#### RAW RECORDS
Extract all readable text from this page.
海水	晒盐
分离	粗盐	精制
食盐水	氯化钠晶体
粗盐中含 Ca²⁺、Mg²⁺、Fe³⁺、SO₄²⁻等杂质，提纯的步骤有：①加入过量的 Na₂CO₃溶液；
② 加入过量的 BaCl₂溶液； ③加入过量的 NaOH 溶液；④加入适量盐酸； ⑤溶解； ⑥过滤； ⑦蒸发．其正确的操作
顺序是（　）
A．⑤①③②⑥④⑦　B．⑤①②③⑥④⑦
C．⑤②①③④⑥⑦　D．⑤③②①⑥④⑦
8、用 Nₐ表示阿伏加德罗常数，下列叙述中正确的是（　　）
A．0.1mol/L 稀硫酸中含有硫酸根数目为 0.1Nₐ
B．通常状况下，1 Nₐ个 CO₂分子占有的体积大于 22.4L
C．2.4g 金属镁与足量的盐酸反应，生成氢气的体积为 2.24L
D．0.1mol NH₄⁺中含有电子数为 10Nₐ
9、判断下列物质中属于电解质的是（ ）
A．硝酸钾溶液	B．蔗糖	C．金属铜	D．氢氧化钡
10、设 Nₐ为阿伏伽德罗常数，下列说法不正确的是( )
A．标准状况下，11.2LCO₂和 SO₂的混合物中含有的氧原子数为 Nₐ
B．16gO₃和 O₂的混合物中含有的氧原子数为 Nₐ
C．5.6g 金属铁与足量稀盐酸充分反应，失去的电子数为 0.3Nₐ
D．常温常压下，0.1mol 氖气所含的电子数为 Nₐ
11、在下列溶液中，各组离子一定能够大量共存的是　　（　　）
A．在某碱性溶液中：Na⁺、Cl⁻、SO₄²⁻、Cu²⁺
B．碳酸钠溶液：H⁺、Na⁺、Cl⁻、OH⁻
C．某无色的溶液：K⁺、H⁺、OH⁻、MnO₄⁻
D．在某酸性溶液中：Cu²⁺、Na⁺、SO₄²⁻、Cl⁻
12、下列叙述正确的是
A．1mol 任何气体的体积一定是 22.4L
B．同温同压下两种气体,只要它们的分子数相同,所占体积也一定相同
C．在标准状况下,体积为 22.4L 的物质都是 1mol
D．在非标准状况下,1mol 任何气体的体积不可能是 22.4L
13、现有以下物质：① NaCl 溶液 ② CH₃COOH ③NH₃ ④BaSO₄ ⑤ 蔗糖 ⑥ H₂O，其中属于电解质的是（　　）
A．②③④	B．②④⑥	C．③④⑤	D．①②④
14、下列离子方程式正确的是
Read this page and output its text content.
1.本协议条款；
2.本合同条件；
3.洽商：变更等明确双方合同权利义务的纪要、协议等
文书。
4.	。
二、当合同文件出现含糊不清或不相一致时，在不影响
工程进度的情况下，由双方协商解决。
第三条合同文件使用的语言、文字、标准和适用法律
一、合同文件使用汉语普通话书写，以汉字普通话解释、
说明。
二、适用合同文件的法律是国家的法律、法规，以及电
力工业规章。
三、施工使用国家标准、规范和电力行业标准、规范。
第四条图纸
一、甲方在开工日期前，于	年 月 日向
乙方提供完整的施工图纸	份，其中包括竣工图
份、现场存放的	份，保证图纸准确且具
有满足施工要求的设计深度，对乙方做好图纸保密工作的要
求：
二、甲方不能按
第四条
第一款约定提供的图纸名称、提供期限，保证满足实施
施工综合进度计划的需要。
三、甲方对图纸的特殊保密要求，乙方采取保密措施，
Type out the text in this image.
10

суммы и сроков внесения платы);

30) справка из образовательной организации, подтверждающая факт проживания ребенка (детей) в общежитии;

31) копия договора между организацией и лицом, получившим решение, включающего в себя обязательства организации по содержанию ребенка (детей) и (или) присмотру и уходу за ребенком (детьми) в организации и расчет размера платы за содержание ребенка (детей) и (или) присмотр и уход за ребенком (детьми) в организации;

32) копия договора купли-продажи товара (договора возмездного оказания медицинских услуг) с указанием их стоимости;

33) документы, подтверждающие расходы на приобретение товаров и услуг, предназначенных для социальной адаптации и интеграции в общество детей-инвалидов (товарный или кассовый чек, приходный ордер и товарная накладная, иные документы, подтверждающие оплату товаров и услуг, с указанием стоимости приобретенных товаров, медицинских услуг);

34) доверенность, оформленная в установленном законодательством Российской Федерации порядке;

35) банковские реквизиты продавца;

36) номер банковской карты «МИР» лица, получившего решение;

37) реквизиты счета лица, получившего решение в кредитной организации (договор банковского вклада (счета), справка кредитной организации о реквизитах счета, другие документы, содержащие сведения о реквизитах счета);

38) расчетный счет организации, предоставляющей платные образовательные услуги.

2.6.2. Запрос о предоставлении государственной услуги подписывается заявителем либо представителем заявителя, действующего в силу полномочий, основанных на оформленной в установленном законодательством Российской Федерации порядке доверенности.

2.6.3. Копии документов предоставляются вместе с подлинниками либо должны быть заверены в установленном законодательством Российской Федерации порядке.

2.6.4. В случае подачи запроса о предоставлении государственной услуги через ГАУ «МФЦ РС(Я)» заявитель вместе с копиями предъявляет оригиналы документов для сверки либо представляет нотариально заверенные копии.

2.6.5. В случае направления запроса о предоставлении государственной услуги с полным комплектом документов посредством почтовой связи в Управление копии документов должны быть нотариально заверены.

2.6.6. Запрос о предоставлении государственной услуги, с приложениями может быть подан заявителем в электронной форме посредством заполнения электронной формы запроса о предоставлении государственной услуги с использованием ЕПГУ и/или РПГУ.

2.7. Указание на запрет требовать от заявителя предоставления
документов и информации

#### TASK DETAILS
Can you give every line above again, exactly as written?

#### EXERCISE OUTPUT
Extract all readable text from this page.
海水	晒盐
分离	粗盐	精制
食盐水	氯化钠晶体
粗盐中含 Ca²⁺、Mg²⁺、Fe³⁺、SO₄²⁻等杂质，提纯的步骤有：①加入过量的 Na₂CO₃溶液；
② 加入过量的 BaCl₂溶液； ③加入过量的 NaOH 溶液；④加入适量盐酸； ⑤溶解； ⑥过滤； ⑦蒸发．其正确的操作
顺序是（　）
A．⑤①③②⑥④⑦　B．⑤①②③⑥④⑦
C．⑤②①③④⑥⑦　D．⑤③②①⑥④⑦
8、用 Nₐ表示阿伏加德罗常数，下列叙述中正确的是（　　）
A．0.1mol/L 稀硫酸中含有硫酸根数目为 0.1Nₐ
B．通常状况下，1 Nₐ个 CO₂分子占有的体积大于 22.4L
C．2.4g 金属镁与足量的盐酸反应，生成氢气的体积为 2.24L
D．0.1mol NH₄⁺中含有电子数为 10Nₐ
9、判断下列物质中属于电解质的是（ ）
A．硝酸钾溶液	B．蔗糖	C．金属铜	D．氢氧化钡
10、设 Nₐ为阿伏伽德罗常数，下列说法不正确的是( )
A．标准状况下，11.2LCO₂和 SO₂的混合物中含有的氧原子数为 Nₐ
B．16gO₃和 O₂的混合物中含有的氧原子数为 Nₐ
C．5.6g 金属铁与足量稀盐酸充分反应，失去的电子数为 0.3Nₐ
D．常温常压下，0.1mol 氖气所含的电子数为 Nₐ
11、在下列溶液中，各组离子一定能够大量共存的是　　（　　）
A．在某碱性溶液中：Na⁺、Cl⁻、SO₄²⁻、Cu²⁺
B．碳酸钠溶液：H⁺、Na⁺、Cl⁻、OH⁻
C．某无色的溶液：K⁺、H⁺、OH⁻、MnO₄⁻
D．在某酸性溶液中：Cu²⁺、Na⁺、SO₄²⁻、Cl⁻
12、下列叙述正确的是
A．1mol 任何气体的体积一定是 22.4L
B．同温同压下两种气体,只要它们的分子数相同,所占体积也一定相同
C．在标准状况下,体积为 22.4L 的物质都是 1mol
D．在非标准状况下,1mol 任何气体的体积不可能是 22.4L
13、现有以下物质：① NaCl 溶液 ② CH₃COOH ③NH₃ ④BaSO₄ ⑤ 蔗糖 ⑥ H₂O，其中属于电解质的是（　　）
A．②③④	B．②④⑥	C．③④⑤	D．①②④
14、下列离子方程式正确的是
Read this page and output its text content.
1.本协议条款；
2.本合同条件；
3.洽商：变更等明确双方合同权利义务的纪要、协议等
文书。
4.	。
二、当合同文件出现含糊不清或不相一致时，在不影响
工程进度的情况下，由双方协商解决。
第三条合同文件使用的语言、文字、标准和适用法律
一、合同文件使用汉语普通话书写，以汉字普通话解释、
说明。
二、适用合同文件的法律是国家的法律、法规，以及电
力工业规章。
三、施工使用国家标准、规范和电力行业标准、规范。
第四条图纸
一、甲方在开工日期前，于	年 月 日向
乙方提供完整的施工图纸	份，其中包括竣工图
份、现场存放的	份，保证图纸准确且具
有满足施工要求的设计深度，对乙方做好图纸保密工作的要
求：
二、甲方不能按
第四条
第一款约定提供的图纸名称、提供期限，保证满足实施
施工综合进度计划的需要。
三、甲方对图纸的特殊保密要求，乙方采取保密措施，
Type out the text in this image.
10

суммы и сроков внесения платы);

30) справка из образовательной организации, подтверждающая факт проживания ребенка (детей) в общежитии;

31) копия договора между организацией и лицом, получившим решение, включающего в себя обязательства организации по содержанию ребенка (детей) и (или) присмотру и уходу за ребенком (детьми) в организации и расчет размера платы за содержание ребенка (детей) и (или) присмотр и уход за ребенком (детьми) в организации;

32) копия договора купли-продажи товара (договора возмездного оказания медицинских услуг) с указанием их стоимости;

33) документы, подтверждающие расходы на приобретение товаров и услуг, предназначенных для социальной адаптации и интеграции в общество детей-инвалидов (товарный или кассовый чек, приходный ордер и товарная накладная, иные документы, подтверждающие оплату товаров и услуг, с указанием стоимости приобретенных товаров, медицинских услуг);

34) доверенность, оформленная в установленном законодательством Российской Федерации порядке;

35) банковские реквизиты продавца;

36) номер банковской карты «МИР» лица, получившего решение;

37) реквизиты счета лица, получившего решение в кредитной организации (договор банковского вклада (счета), справка кредитной организации о реквизитах счета, другие документы, содержащие сведения о реквизитах счета);

38) расчетный счет организации, предоставляющей платные образовательные услуги.

2.6.2. Запрос о предоставлении государственной услуги подписывается заявителем либо представителем заявителя, действующего в силу полномочий, основанных на оформленной в установленном законодательством Российской Федерации порядке доверенности.

2.6.3. Копии документов предоставляются вместе с подлинниками либо должны быть заверены в установленном законодательством Российской Федерации порядке.

2.6.4. В случае подачи запроса о предоставлении государственной услуги через ГАУ «МФЦ РС(Я)» заявитель вместе с копиями предъявляет оригиналы документов для сверки либо представляет нотариально заверенные копии.

2.6.5. В случае направления запроса о предоставлении государственной услуги с полным комплектом документов посредством почтовой связи в Управление копии документов должны быть нотариально заверены.

2.6.6. Запрос о предоставлении государственной услуги, с приложениями может быть подан заявителем в электронной форме посредством заполнения электронной формы запроса о предоставлении государственной услуги с использованием ЕПГУ и/или РПГУ.

2.7. Указание на запрет требовать от заявителя предоставления
документов и информации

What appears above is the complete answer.